··· SUPPLIED INFORMATION ···
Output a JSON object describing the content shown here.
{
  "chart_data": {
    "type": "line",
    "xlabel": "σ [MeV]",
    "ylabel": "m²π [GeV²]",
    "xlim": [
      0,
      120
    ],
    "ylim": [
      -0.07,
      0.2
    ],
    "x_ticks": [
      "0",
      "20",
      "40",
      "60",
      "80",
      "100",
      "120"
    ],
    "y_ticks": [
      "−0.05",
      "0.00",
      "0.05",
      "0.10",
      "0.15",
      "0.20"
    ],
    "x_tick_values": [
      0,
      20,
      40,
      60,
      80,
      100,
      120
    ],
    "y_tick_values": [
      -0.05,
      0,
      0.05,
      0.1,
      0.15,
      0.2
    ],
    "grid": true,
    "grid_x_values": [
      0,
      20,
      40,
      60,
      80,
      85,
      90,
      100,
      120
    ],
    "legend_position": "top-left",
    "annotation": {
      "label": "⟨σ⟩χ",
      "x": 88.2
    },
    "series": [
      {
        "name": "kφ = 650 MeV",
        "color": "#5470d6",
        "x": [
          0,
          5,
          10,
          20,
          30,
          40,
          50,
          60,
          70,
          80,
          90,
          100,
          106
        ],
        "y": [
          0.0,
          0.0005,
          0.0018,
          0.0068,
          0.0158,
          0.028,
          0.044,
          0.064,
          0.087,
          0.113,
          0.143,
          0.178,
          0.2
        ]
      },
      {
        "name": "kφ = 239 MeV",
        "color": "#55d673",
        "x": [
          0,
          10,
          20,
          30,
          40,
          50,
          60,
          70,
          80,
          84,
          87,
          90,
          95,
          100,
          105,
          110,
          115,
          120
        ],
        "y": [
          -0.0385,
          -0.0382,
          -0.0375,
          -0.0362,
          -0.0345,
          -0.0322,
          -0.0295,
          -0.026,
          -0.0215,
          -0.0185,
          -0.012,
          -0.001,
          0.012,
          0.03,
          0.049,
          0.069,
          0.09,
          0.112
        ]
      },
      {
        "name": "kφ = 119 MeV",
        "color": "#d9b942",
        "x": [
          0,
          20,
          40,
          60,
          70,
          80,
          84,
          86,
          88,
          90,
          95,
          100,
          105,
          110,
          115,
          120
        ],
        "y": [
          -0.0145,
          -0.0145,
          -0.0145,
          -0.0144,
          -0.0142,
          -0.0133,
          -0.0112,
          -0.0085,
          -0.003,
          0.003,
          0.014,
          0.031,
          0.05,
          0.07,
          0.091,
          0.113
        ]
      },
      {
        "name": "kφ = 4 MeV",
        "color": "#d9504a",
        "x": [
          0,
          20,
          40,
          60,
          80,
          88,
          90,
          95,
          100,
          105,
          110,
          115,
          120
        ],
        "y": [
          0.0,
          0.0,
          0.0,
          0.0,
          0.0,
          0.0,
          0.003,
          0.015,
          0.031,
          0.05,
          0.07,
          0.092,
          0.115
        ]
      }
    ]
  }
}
···
» **PROBLEM DESCRIPTION**
Return the listing above in full, character for character.

» **REPLY**
Output a JSON object describing the content shown here.
{
  "chart_data": {
    "type": "line",
    "xlabel": "σ [MeV]",
    "ylabel": "m²π [GeV²]",
    "xlim": [
      0,
      120
    ],
    "ylim": [
      -0.07,
      0.2
    ],
    "x_ticks": [
      "0",
      "20",
      "40",
      "60",
      "80",
      "100",
      "120"
    ],
    "y_ticks": [
      "−0.05",
      "0.00",
      "0.05",
      "0.10",
      "0.15",
      "0.20"
    ],
    "x_tick_values": [
      0,
      20,
      40,
      60,
      80,
      100,
      120
    ],
    "y_tick_values": [
      -0.05,
      0,
      0.05,
      0.1,
      0.15,
      0.2
    ],
    "grid": true,
    "grid_x_values": [
      0,
      20,
      40,
      60,
      80,
      85,
      90,
      100,
      120
    ],
    "legend_position": "top-left",
    "annotation": {
      "label": "⟨σ⟩χ",
      "x": 88.2
    },
    "series": [
      {
        "name": "kφ = 650 MeV",
        "color": "#5470d6",
        "x": [
          0,
          5,
          10,
          20,
          30,
          40,
          50,
          60,
          70,
          80,
          90,
          100,
          106
        ],
        "y": [
          0.0,
          0.0005,
          0.0018,
          0.0068,
          0.0158,
          0.028,
          0.044,
          0.064,
          0.087,
          0.113,
          0.143,
          0.178,
          0.2
        ]
      },
      {
        "name": "kφ = 239 MeV",
        "color": "#55d673",
        "x": [
          0,
          10,
          20,
          30,
          40,
          50,
          60,
          70,
          80,
          84,
          87,
          90,
          95,
          100,
          105,
          110,
          115,
          120
        ],
        "y": [
          -0.0385,
          -0.0382,
          -0.0375,
          -0.0362,
          -0.0345,
          -0.0322,
          -0.0295,
          -0.026,
          -0.0215,
          -0.0185,
          -0.012,
          -0.001,
          0.012,
          0.03,
          0.049,
          0.069,
          0.09,
          0.112
        ]
      },
      {
        "name": "kφ = 119 MeV",
        "color": "#d9b942",
        "x": [
          0,
          20,
          40,
          60,
          70,
          80,
          84,
          86,
          88,
          90,
          95,
          100,
          105,
          110,
          115,
          120
        ],
        "y": [
          -0.0145,
          -0.0145,
          -0.0145,
          -0.0144,
          -0.0142,
          -0.0133,
          -0.0112,
          -0.0085,
          -0.003,
          0.003,
          0.014,
          0.031,
          0.05,
          0.07,
          0.091,
          0.113
        ]
      },
      {
        "name": "kφ = 4 MeV",
        "color": "#d9504a",
        "x": [
          0,
          20,
          40,
          60,
          80,
          88,
          90,
          95,
          100,
          105,
          110,
          115,
          120
        ],
        "y": [
          0.0,
          0.0,
          0.0,
          0.0,
          0.0,
          0.0,
          0.003,
          0.015,
          0.031,
          0.05,
          0.07,
          0.092,
          0.115
        ]
      }
    ]
  }
}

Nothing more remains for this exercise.